* **Work instructions**:
Gather every line of the entries that includes the word "досягнень".

---------- Dataset rows ----------

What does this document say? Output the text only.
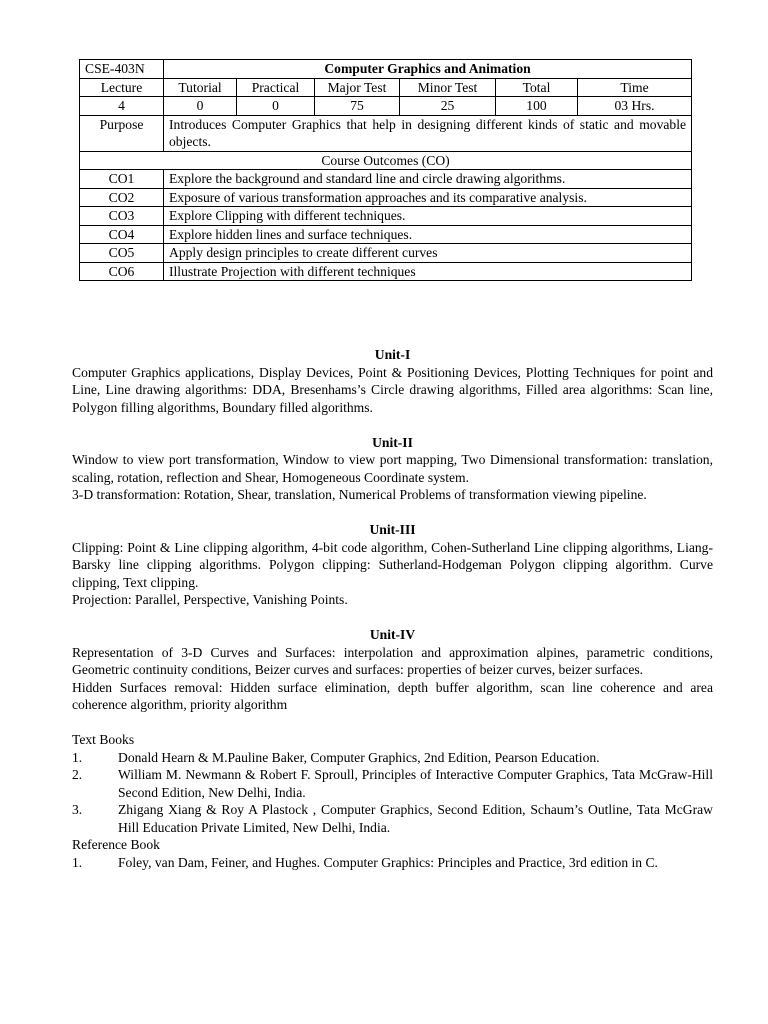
CSE-403N	Computer Graphics and Animation					
Lecture	Tutorial	Practical	Major Test	Minor Test	Total	Time
4	0	0	75	25	100	03 Hrs.
Purpose	Introduces Computer Graphics that help in designing different kinds of static and movable objects.					
Course Outcomes (CO)						
CO1	Explore the background and standard line and circle drawing algorithms.					
CO2	Exposure of various transformation approaches and its comparative analysis.					
CO3	Explore Clipping with different techniques.					
CO4	Explore hidden lines and surface techniques.					
CO5	Apply design principles to create different curves					
CO6	Illustrate Projection with different techniques					

Unit-I

Computer Graphics applications, Display Devices, Point & Positioning Devices, Plotting Techniques for point and Line, Line drawing algorithms: DDA, Bresenhams’s Circle drawing algorithms, Filled area algorithms: Scan line, Polygon filling algorithms, Boundary filled algorithms.

Unit-II

Window to view port transformation, Window to view port mapping, Two Dimensional transformation: translation, scaling, rotation, reflection and Shear, Homogeneous Coordinate system.

3-D transformation: Rotation, Shear, translation, Numerical Problems of transformation viewing pipeline.

Unit-III

Clipping: Point & Line clipping algorithm, 4-bit code algorithm, Cohen-Sutherland Line clipping algorithms, Liang-Barsky line clipping algorithms. Polygon clipping: Sutherland-Hodgeman Polygon clipping algorithm. Curve clipping, Text clipping.

Projection: Parallel, Perspective, Vanishing Points.

Unit-IV

Representation of 3-D Curves and Surfaces: interpolation and approximation alpines, parametric conditions, Geometric continuity conditions, Beizer curves and surfaces: properties of beizer curves, beizer surfaces.

Hidden Surfaces removal: Hidden surface elimination, depth buffer algorithm, scan line coherence and area coherence algorithm, priority algorithm

Text Books

1.	Donald Hearn & M.Pauline Baker, Computer Graphics, 2nd Edition, Pearson Education.
2.	William M. Newmann & Robert F. Sproull, Principles of Interactive Computer Graphics, Tata McGraw-Hill Second Edition, New Delhi, India.
3.	Zhigang Xiang & Roy A Plastock , Computer Graphics, Second Edition, Schaum’s Outline, Tata McGraw Hill Education Private Limited, New Delhi, India.

Reference Book

1.	Foley, van Dam, Feiner, and Hughes. Computer Graphics: Principles and Practice, 3rd edition in C.
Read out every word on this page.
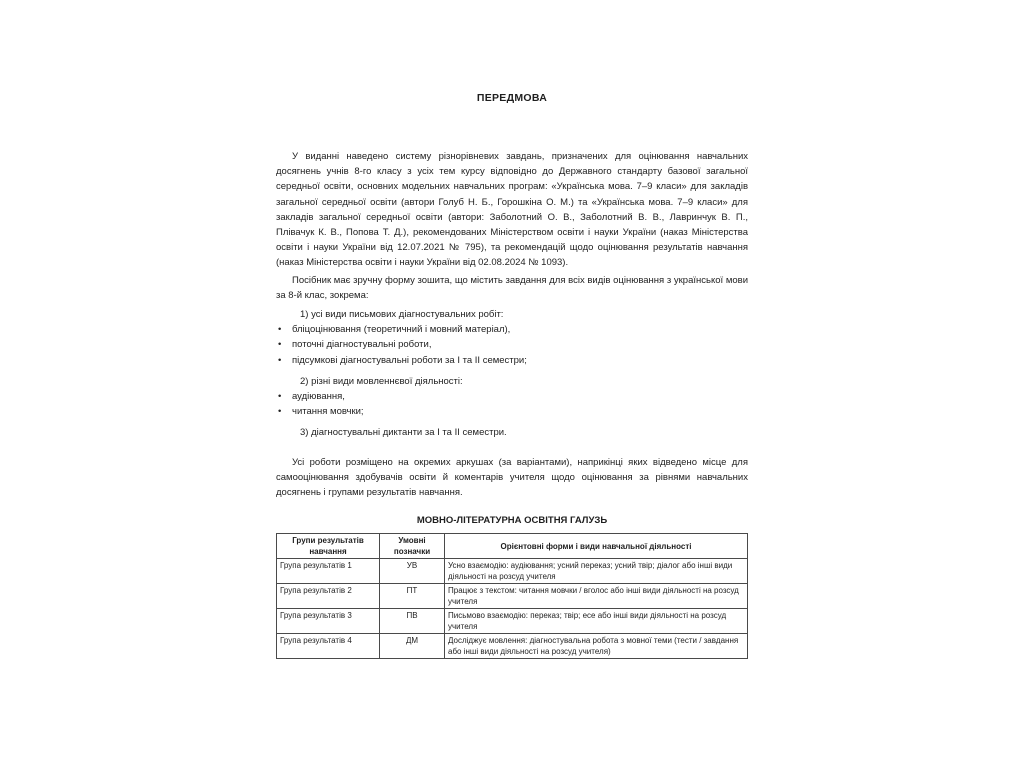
ПЕРЕДМОВА

У виданні наведено систему різнорівневих завдань, призначених для оцінювання навчальних досягнень учнів 8-го класу з усіх тем курсу відповідно до Державного стандарту базової загальної середньої освіти, основних модельних навчальних програм: «Українська мова. 7–9 класи» для закладів загальної середньої освіти (автори Голуб Н. Б., Горошкіна О. М.) та «Українська мова. 7–9 класи» для закладів загальної середньої освіти (автори: Заболотний О. В., Заболотний В. В., Лавринчук В. П., Плівачук К. В., Попова Т. Д.), рекомендованих Міністерством освіти і науки України (наказ Міністерства освіти і науки України від 12.07.2021 № 795), та рекомендацій щодо оцінювання результатів навчання (наказ Міністерства освіти і науки України від 02.08.2024 № 1093).

Посібник має зручну форму зошита, що містить завдання для всіх видів оцінювання з української мови за 8-й клас, зокрема:

1) усі види письмових діагностувальних робіт:

• бліцоцінювання (теоретичний і мовний матеріал),
• поточні діагностувальні роботи,
• підсумкові діагностувальні роботи за I та II семестри;

2) різні види мовленнєвої діяльності:

• аудіювання,
• читання мовчки;

3) діагностувальні диктанти за I та II семестри.

Усі роботи розміщено на окремих аркушах (за варіантами), наприкінці яких відведено місце для самооцінювання здобувачів освіти й коментарів учителя щодо оцінювання за рівнями навчальних досягнень і групами результатів навчання.

МОВНО-ЛІТЕРАТУРНА ОСВІТНЯ ГАЛУЗЬ
Групи результатів навчання	Умовні позначки	Орієнтовні форми і види навчальної діяльності
Група результатів 1	УВ	Усно взаємодію: аудіювання; усний переказ; усний твір; діалог або інші види діяльності на розсуд учителя
Група результатів 2	ПТ	Працює з текстом: читання мовчки / вголос або інші види діяльності на розсуд учителя
Група результатів 3	ПВ	Письмово взаємодію: переказ; твір; есе або інші види діяльності на розсуд учителя
Група результатів 4	ДМ	Досліджує мовлення: діагностувальна робота з мовної теми (тести / завдання або інші види діяльності на розсуд учителя)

----------

* **Solution to this exercise**:
У виданні наведено систему різнорівневих завдань, призначених для оцінювання навчальних досягнень учнів 8-го класу з усіх тем курсу відповідно до Державного стандарту базової загальної середньої освіти, основних модельних навчальних програм: «Українська мова. 7–9 класи» для закладів загальної середньої освіти (автори Голуб Н. Б., Горошкіна О. М.) та «Українська мова. 7–9 класи» для закладів загальної середньої освіти (автори: Заболотний О. В., Заболотний В. В., Лавринчук В. П., Плівачук К. В., Попова Т. Д.), рекомендованих Міністерством освіти і науки України (наказ Міністерства освіти і науки України від 12.07.2021 № 795), та рекомендацій щодо оцінювання результатів навчання (наказ Міністерства освіти і науки України від 02.08.2024 № 1093).
Усі роботи розміщено на окремих аркушах (за варіантами), наприкінці яких відведено місце для самооцінювання здобувачів освіти й коментарів учителя щодо оцінювання за рівнями навчальних досягнень і групами результатів навчання.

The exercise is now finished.